Instruções de trabalho:
a – No texto sobre a gripe suína e o lobby farmacêutico, quantas mortes causou o vírus na Grã-Bretanha?
b – Continue o texto sobre a gripe suína e o lobby farmacêutico a partir da última frase apresentada.

Hoje sabemos que a taxa de infecção e fatalidade não esteve muito longe de outras gripes sazonais (foram até abaixo, mas deve-se dar algum desconto devido aos problemas em distinguir a gripe suína das outras gripes sazonais nesse período). Mas certamente não atingiram um nível que tivesse justificado a reacção. «Mas vale prevenir que remediar». O velho ditado poder-se-ia aplicar, não fossem as evidências que a resposta por parte das instituições oficiais foram influenciadas por grupos de pressão (os vulgo lobbies) do sector farmacêutico.

O lobby farmacêutico

Wolfgang Wodarg, responsável pela saúde ao nível do Conselho da Europa, acusou os produtores das vacinas e anti-virais de influenciarem a declaração de pandemia por parte da OMS (ver). Um terço dos peritos que aconselharam a OMS sobre a gripe tinham ligações à indústria farmacêutica, e cinco dos 15 especialistas do comité de emergência haviam recebido financiamento do sector ou tinham outras ligações (ver). Só na Grã-Bretanha foram gastos mais de 1.2 mil milhões de libras no combate à gripe, a maioria para vacinas, sob a ameaça que pelo menos 65 mil britânicos poderiam morrer. O vírus foi responsável por 457 fatalidades, um terço do número causado pela gripe sazonal.

O lobby da indústria farmacêutica é dos mais poderosos. Em 2012, foi revelado que gastava anualmente 40 milhões de euros (M€) ao nível da UE (face aos 3.4 M€ de grupos de interesse público), incluindo o emprego de cerca de 220 pessoas a exercerem pressão junto aos círculos de poder da UE (ver). Este é o total oficial, pois pode na realidade atingir os 91 M€, nível comparável aos EUA, onde é dos sectores que mais dinheiro emprega em lobbying. (O lobbying como um todo em Bruxelas é uma doença ao ritmo de mil milhões euros anuais, com cerca de 30 mil lobbyistas, quase um por cada funcionário ao serviço da Comissão Europeia.)

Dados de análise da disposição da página
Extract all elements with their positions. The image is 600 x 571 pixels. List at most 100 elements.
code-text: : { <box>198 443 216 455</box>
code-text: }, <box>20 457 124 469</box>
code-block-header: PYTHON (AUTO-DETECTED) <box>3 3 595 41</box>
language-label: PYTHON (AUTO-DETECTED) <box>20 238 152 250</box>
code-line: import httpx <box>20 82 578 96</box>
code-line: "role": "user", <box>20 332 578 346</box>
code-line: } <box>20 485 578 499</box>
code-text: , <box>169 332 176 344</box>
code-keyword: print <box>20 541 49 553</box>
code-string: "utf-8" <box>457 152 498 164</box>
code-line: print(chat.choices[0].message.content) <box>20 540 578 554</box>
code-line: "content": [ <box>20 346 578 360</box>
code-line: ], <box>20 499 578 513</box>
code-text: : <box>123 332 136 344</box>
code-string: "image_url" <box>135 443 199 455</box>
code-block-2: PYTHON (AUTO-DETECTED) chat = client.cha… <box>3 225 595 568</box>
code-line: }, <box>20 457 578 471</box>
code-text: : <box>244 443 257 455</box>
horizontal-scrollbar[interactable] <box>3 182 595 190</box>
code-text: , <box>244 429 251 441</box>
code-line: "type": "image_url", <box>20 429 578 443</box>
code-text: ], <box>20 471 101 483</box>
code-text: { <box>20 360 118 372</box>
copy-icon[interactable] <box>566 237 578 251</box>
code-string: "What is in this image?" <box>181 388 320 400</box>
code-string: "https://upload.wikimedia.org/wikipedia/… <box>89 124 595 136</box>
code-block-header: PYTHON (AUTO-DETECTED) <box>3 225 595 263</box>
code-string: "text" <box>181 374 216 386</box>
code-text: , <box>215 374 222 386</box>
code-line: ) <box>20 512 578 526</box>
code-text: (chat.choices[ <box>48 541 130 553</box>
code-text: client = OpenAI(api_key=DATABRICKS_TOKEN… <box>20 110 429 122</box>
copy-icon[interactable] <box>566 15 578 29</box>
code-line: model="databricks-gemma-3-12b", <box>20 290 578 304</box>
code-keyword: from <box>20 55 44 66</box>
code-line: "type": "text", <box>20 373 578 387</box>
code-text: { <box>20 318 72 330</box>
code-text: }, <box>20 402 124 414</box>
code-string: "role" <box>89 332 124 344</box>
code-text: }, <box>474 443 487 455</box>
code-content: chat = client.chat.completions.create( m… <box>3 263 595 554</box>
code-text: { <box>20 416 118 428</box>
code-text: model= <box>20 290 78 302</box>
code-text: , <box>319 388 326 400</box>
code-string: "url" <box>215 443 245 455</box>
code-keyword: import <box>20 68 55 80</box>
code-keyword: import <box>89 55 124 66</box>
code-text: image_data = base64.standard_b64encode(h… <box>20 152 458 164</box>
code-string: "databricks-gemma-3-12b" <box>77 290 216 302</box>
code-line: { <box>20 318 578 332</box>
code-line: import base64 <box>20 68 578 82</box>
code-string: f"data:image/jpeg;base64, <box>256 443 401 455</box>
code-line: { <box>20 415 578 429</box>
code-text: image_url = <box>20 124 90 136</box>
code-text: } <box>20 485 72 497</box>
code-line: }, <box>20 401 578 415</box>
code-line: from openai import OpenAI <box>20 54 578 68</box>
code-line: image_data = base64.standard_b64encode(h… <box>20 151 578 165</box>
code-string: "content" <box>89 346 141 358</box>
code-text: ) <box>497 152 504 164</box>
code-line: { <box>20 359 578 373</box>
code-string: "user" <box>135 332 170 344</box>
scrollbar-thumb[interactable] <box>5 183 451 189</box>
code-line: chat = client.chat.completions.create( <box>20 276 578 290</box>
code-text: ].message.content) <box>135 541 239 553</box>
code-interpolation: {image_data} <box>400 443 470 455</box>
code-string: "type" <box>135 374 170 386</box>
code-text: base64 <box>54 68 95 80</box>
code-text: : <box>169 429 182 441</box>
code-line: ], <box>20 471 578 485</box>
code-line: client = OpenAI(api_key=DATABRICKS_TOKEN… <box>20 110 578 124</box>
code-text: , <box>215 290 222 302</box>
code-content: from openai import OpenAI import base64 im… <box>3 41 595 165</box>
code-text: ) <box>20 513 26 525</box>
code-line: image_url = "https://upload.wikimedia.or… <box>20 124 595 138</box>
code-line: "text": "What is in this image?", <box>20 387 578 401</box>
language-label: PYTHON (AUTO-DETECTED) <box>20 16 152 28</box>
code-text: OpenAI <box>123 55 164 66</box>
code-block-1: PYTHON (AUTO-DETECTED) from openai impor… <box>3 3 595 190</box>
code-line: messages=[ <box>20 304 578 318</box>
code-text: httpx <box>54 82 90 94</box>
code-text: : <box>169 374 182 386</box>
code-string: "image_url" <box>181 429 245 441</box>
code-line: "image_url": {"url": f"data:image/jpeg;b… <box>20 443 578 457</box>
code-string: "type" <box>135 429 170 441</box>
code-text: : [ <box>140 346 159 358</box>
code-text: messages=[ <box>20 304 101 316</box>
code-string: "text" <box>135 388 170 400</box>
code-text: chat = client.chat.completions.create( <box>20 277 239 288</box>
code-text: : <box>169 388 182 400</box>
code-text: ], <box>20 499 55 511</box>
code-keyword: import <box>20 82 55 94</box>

Respostas às tarefas:
a – 457 mortes.

b –
Voltando ao Ébola

Face ao referido sobre a doença no início, entende-se que mesmo que alguém infectado entra-se num país ocidental, a menos que se ponha a vomitar e a cuspir sangue por cima de pessoas no metro, não irá infectar muita gente, nem se verá uma espiral de infecção. Apesar da degradação dos nossos sistemas de saúde, estes estão muito acima dos existentes na AfSS. O mais provável é ser levado a um hospital ocidental, diagnosticado e tratado, terá uma hipótese razoável de sobreviver, como aliás sucedeu com os ocidentais que estavam na AfSS e foram trazidos de volta para os seus países.

Comparativamente a outras doenças, o Ébola em África tem até à data um impacto relativamente menor. Segundo Adam C. Levine, na África sub-Sariana, nos passados 6 meses, enquanto o surto de Ébola causou a morte de mil crianças e adultos, quase 300 mil crianças e adultos morreram de malária, a pneumonia causou a morte de quase 300 mil crianças, quase 200 mil crianças morreram de diarreia, e mais de 400 mil crianças e adultos morreram na sequência de ferimentos, como acidentes automóveis. Porém, devido a sua sintomatologia – é uma doença hemorrágica – e ser relativamente nova, é natural que inspire um pânico, que as outras doenças não provoquem, pânico esse que está a ser promovido, o que nos remete às vantagens da cultura do medo.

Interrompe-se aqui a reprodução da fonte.